Task goal: Find all the lines with "kata" and gather them.

Task data:
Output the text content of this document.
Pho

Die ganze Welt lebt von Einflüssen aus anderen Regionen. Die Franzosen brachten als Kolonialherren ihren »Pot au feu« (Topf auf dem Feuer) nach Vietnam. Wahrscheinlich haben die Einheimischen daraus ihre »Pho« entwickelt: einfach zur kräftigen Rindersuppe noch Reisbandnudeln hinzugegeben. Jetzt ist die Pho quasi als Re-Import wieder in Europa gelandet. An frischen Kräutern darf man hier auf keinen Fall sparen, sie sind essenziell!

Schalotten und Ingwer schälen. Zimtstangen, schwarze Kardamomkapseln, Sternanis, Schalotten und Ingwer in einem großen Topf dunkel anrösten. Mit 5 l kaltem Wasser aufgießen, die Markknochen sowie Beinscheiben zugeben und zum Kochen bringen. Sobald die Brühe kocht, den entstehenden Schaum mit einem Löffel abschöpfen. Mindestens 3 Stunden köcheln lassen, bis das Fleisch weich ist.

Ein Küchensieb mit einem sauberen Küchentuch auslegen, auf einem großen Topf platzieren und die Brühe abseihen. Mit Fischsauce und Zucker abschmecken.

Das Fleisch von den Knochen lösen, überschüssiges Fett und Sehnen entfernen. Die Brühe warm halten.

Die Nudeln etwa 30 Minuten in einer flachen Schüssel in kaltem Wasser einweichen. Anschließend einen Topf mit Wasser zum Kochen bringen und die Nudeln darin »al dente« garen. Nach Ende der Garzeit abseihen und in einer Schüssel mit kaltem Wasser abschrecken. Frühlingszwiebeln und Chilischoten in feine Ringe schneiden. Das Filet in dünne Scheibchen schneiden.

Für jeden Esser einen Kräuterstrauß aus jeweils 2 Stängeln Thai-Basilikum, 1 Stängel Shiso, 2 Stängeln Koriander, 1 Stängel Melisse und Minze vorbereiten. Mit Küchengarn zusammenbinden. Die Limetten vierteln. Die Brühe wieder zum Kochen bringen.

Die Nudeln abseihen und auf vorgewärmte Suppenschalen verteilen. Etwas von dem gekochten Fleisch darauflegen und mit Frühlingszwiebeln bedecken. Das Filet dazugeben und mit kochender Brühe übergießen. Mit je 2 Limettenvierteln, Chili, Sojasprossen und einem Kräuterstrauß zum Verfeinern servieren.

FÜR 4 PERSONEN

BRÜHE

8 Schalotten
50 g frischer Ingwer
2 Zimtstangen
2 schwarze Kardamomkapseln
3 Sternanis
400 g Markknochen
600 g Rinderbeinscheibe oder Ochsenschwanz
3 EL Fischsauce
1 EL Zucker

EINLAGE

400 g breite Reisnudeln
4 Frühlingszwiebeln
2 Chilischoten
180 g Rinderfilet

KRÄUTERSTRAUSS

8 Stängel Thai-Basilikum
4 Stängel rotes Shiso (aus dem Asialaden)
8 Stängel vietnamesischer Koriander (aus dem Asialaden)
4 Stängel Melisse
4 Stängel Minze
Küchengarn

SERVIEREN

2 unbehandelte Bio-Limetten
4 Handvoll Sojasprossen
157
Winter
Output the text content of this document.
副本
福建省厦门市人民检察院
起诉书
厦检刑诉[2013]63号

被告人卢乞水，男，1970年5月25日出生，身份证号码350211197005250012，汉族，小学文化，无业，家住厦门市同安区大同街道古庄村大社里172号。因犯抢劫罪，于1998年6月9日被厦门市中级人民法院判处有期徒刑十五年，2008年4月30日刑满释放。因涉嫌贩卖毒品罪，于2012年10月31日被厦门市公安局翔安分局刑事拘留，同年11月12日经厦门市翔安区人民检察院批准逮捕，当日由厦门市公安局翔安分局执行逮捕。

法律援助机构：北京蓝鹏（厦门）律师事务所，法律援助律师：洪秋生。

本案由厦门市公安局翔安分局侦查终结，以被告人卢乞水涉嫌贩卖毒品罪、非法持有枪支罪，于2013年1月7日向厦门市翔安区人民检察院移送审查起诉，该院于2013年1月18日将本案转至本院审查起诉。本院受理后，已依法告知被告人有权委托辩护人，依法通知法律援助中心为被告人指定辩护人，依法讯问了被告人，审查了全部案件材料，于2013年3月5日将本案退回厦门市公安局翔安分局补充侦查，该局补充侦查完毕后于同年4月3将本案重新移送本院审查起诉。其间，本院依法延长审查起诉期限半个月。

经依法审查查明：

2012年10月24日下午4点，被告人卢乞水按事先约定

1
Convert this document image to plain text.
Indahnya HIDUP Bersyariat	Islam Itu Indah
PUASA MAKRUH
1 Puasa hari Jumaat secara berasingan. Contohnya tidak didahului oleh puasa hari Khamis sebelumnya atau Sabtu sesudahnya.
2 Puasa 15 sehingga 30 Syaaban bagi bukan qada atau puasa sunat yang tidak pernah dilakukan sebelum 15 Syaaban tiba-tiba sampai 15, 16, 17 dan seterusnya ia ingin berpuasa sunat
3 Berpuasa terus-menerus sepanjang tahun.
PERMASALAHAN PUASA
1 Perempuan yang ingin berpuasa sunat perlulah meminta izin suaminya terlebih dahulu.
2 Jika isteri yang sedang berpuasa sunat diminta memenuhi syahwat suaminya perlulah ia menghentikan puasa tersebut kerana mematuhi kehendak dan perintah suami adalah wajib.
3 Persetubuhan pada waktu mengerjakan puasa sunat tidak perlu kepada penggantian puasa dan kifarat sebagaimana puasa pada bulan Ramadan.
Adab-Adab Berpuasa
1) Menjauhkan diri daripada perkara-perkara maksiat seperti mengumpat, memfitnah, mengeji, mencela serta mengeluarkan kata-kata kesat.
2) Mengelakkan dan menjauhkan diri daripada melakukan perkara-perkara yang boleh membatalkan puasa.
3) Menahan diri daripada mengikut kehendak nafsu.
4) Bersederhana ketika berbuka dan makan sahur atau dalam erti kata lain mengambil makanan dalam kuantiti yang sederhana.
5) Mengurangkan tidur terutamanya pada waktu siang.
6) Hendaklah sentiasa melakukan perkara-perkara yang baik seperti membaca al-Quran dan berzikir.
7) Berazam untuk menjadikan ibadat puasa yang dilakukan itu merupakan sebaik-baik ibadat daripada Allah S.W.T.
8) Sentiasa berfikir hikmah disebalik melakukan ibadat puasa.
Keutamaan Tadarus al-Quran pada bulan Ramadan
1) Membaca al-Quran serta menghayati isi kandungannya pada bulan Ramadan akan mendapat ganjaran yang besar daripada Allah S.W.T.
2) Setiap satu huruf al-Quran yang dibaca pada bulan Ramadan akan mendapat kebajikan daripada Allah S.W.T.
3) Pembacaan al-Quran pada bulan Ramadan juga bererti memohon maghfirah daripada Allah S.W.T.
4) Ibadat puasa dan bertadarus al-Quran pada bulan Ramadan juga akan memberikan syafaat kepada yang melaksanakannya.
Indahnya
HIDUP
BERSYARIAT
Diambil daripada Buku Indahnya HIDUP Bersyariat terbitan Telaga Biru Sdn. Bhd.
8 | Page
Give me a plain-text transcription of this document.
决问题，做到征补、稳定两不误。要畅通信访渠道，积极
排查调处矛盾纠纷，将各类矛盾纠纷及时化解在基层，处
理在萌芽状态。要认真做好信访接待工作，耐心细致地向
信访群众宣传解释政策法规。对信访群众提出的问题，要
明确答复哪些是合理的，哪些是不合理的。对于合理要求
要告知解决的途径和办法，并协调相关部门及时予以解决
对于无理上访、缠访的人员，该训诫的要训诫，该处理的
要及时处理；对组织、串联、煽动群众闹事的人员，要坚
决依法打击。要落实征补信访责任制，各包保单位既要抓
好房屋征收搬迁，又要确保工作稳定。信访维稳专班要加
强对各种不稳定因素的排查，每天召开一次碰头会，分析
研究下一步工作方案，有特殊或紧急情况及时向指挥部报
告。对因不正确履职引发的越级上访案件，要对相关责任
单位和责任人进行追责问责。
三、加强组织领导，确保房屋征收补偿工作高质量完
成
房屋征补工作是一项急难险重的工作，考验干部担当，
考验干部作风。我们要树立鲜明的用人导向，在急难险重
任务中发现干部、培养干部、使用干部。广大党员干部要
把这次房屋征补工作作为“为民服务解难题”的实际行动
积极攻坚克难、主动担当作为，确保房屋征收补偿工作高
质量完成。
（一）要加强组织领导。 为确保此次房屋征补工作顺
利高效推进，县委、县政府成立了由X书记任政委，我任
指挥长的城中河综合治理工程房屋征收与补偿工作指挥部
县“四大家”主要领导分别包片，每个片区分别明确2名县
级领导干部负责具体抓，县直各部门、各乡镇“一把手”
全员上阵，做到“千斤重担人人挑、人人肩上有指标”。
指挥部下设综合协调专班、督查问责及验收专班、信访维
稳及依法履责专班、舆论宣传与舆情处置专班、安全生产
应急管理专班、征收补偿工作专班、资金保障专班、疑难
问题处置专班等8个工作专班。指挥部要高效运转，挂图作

Written reply:
1) Menjauhkan diri daripada perkara-perkara maksiat seperti mengumpat, memfitnah, mengeji, mencela serta mengeluarkan kata-kata kesat.
4) Bersederhana ketika berbuka dan makan sahur atau dalam erti kata lain mengambil makanan dalam kuantiti yang sederhana.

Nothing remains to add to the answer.